Data excerpts
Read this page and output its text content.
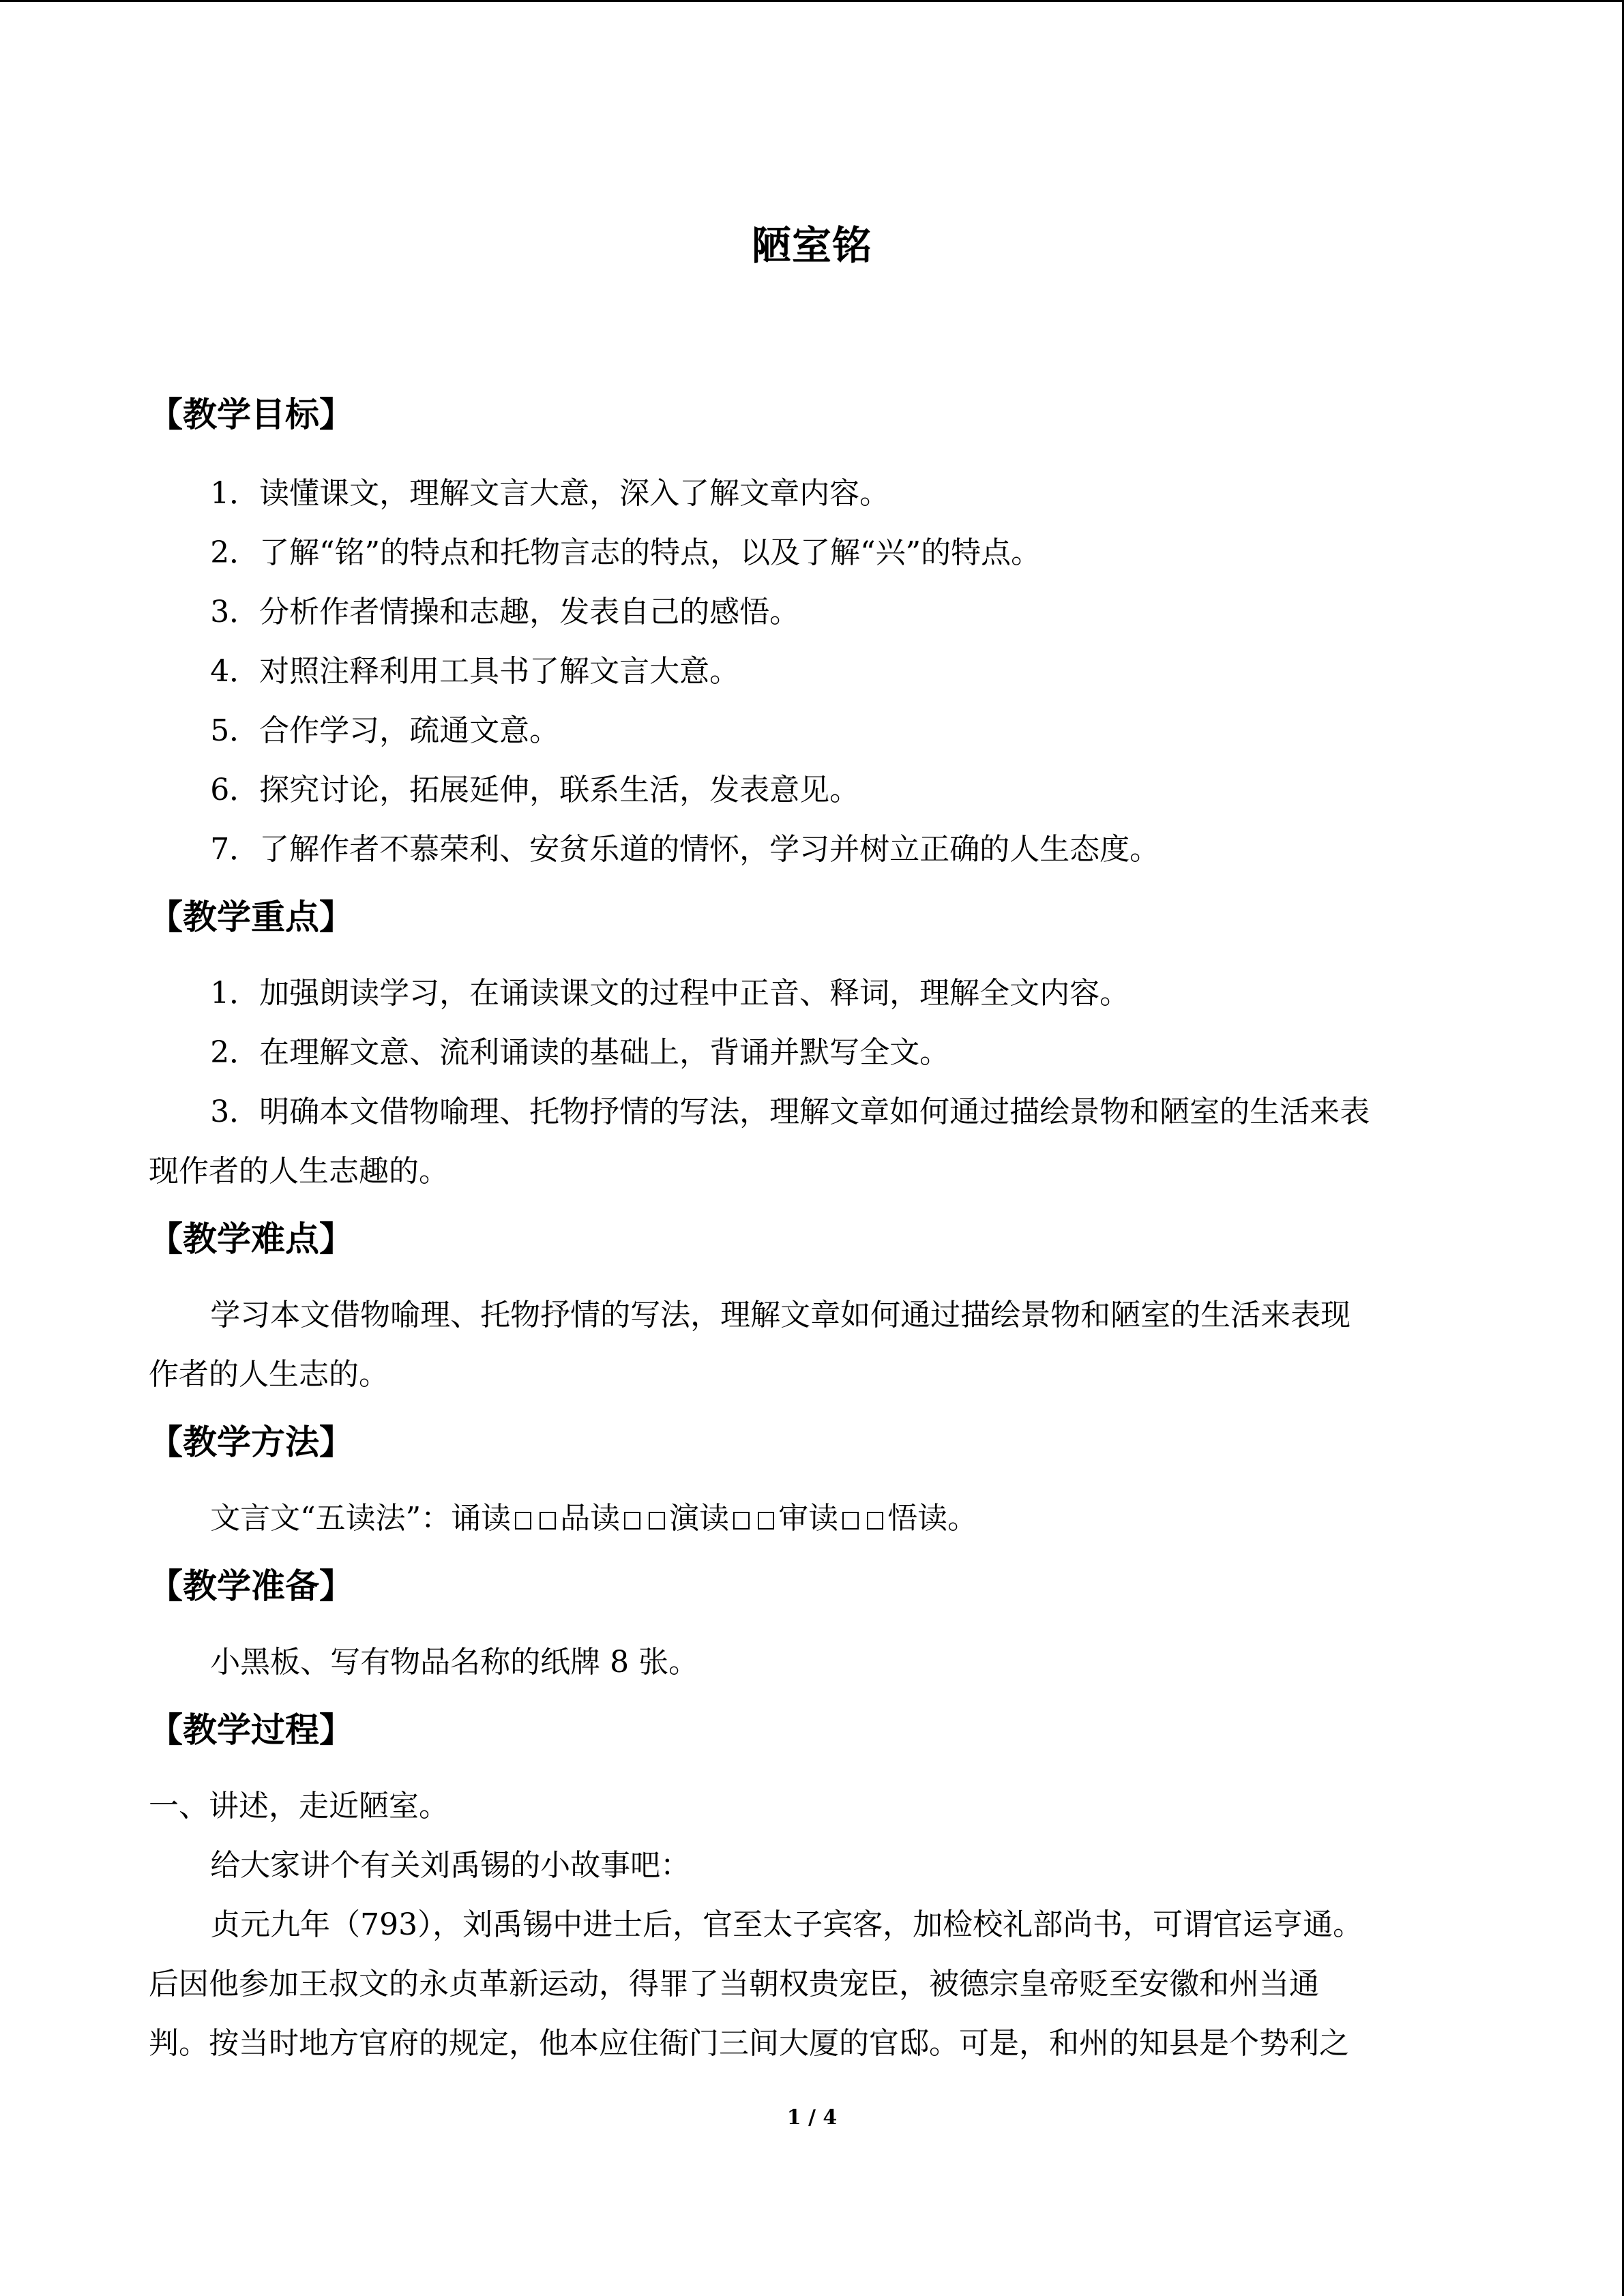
陋室铭
【教学目标】

1．读懂课文，理解文言大意，深入了解文章内容。

2．了解“铭”的特点和托物言志的特点，以及了解“兴”的特点。

3．分析作者情操和志趣，发表自己的感悟。

4．对照注释利用工具书了解文言大意。

5．合作学习，疏通文意。

6．探究讨论，拓展延伸，联系生活，发表意见。

7．了解作者不慕荣利、安贫乐道的情怀，学习并树立正确的人生态度。

【教学重点】

1．加强朗读学习，在诵读课文的过程中正音、释词，理解全文内容。

2．在理解文意、流利诵读的基础上，背诵并默写全文。

3．明确本文借物喻理、托物抒情的写法，理解文章如何通过描绘景物和陋室的生活来表
现作者的人生志趣的。

【教学难点】

学习本文借物喻理、托物抒情的写法，理解文章如何通过描绘景物和陋室的生活来表现
作者的人生志的。

【教学方法】

文言文“五读法”：诵读 品读 演读 审读 悟读。

【教学准备】

小黑板、写有物品名称的纸牌 8 张。

【教学过程】

一、讲述，走近陋室。

给大家讲个有关刘禹锡的小故事吧：

贞元九年（793），刘禹锡中进士后，官至太子宾客，加检校礼部尚书，可谓官运亨通。
后因他参加王叔文的永贞革新运动，得罪了当朝权贵宠臣，被德宗皇帝贬至安徽和州当通
判。按当时地方官府的规定，他本应住衙门三间大厦的官邸。可是，和州的知县是个势利之

1 / 4
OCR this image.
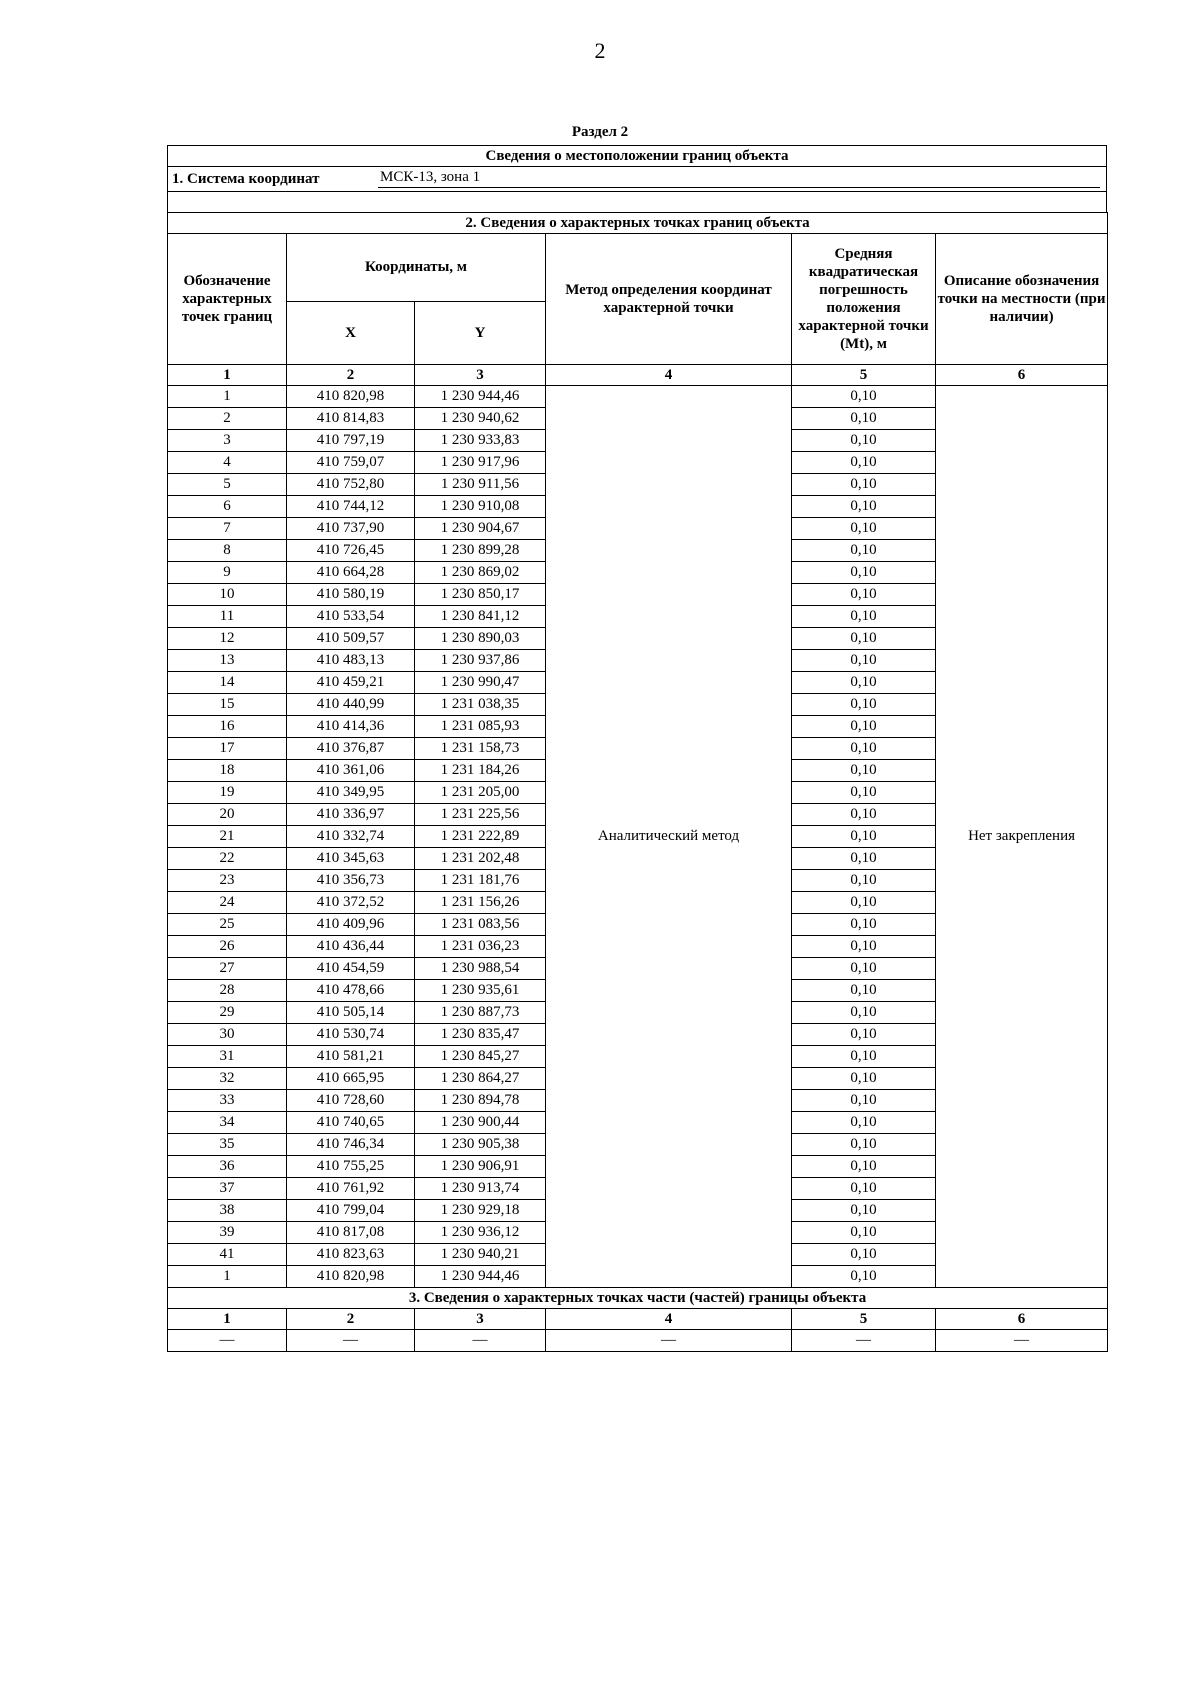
2
Раздел 2
Сведения о местоположении границ объекта
1. Система координат	МСК-13, зона 1
2. Сведения о характерных точках границ объекта					
Обозначение характерных точек границ	Координаты, м		Метод определения координат характерной точки	Средняя квадратическая погрешность положения характерной точки (Mt), м	Описание обозначения точки на местности (при наличии)
	X	Y			
1	2	3	4	5	6
1	410 820,98	1 230 944,46	Аналитический метод	0,10	Нет закрепления
2	410 814,83	1 230 940,62		0,10	
3	410 797,19	1 230 933,83		0,10	
4	410 759,07	1 230 917,96		0,10	
5	410 752,80	1 230 911,56		0,10	
6	410 744,12	1 230 910,08		0,10	
7	410 737,90	1 230 904,67		0,10	
8	410 726,45	1 230 899,28		0,10	
9	410 664,28	1 230 869,02		0,10	
10	410 580,19	1 230 850,17		0,10	
11	410 533,54	1 230 841,12		0,10	
12	410 509,57	1 230 890,03		0,10	
13	410 483,13	1 230 937,86		0,10	
14	410 459,21	1 230 990,47		0,10	
15	410 440,99	1 231 038,35		0,10	
16	410 414,36	1 231 085,93		0,10	
17	410 376,87	1 231 158,73		0,10	
18	410 361,06	1 231 184,26		0,10	
19	410 349,95	1 231 205,00		0,10	
20	410 336,97	1 231 225,56		0,10	
21	410 332,74	1 231 222,89		0,10	
22	410 345,63	1 231 202,48		0,10	
23	410 356,73	1 231 181,76		0,10	
24	410 372,52	1 231 156,26		0,10	
25	410 409,96	1 231 083,56		0,10	
26	410 436,44	1 231 036,23		0,10	
27	410 454,59	1 230 988,54		0,10	
28	410 478,66	1 230 935,61		0,10	
29	410 505,14	1 230 887,73		0,10	
30	410 530,74	1 230 835,47		0,10	
31	410 581,21	1 230 845,27		0,10	
32	410 665,95	1 230 864,27		0,10	
33	410 728,60	1 230 894,78		0,10	
34	410 740,65	1 230 900,44		0,10	
35	410 746,34	1 230 905,38		0,10	
36	410 755,25	1 230 906,91		0,10	
37	410 761,92	1 230 913,74		0,10	
38	410 799,04	1 230 929,18		0,10	
39	410 817,08	1 230 936,12		0,10	
41	410 823,63	1 230 940,21		0,10	
1	410 820,98	1 230 944,46		0,10	
3. Сведения о характерных точках части (частей) границы объекта					
1	2	3	4	5	6
—	—	—	—	—	—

- **EXERCISE**
From the data, list each line in which the string "托物抒情的写法" appears.

- **COMPLETED EXERCISE**
3．明确本文借物喻理、托物抒情的写法，理解文章如何通过描绘景物和陋室的生活来表
学习本文借物喻理、托物抒情的写法，理解文章如何通过描绘景物和陋室的生活来表现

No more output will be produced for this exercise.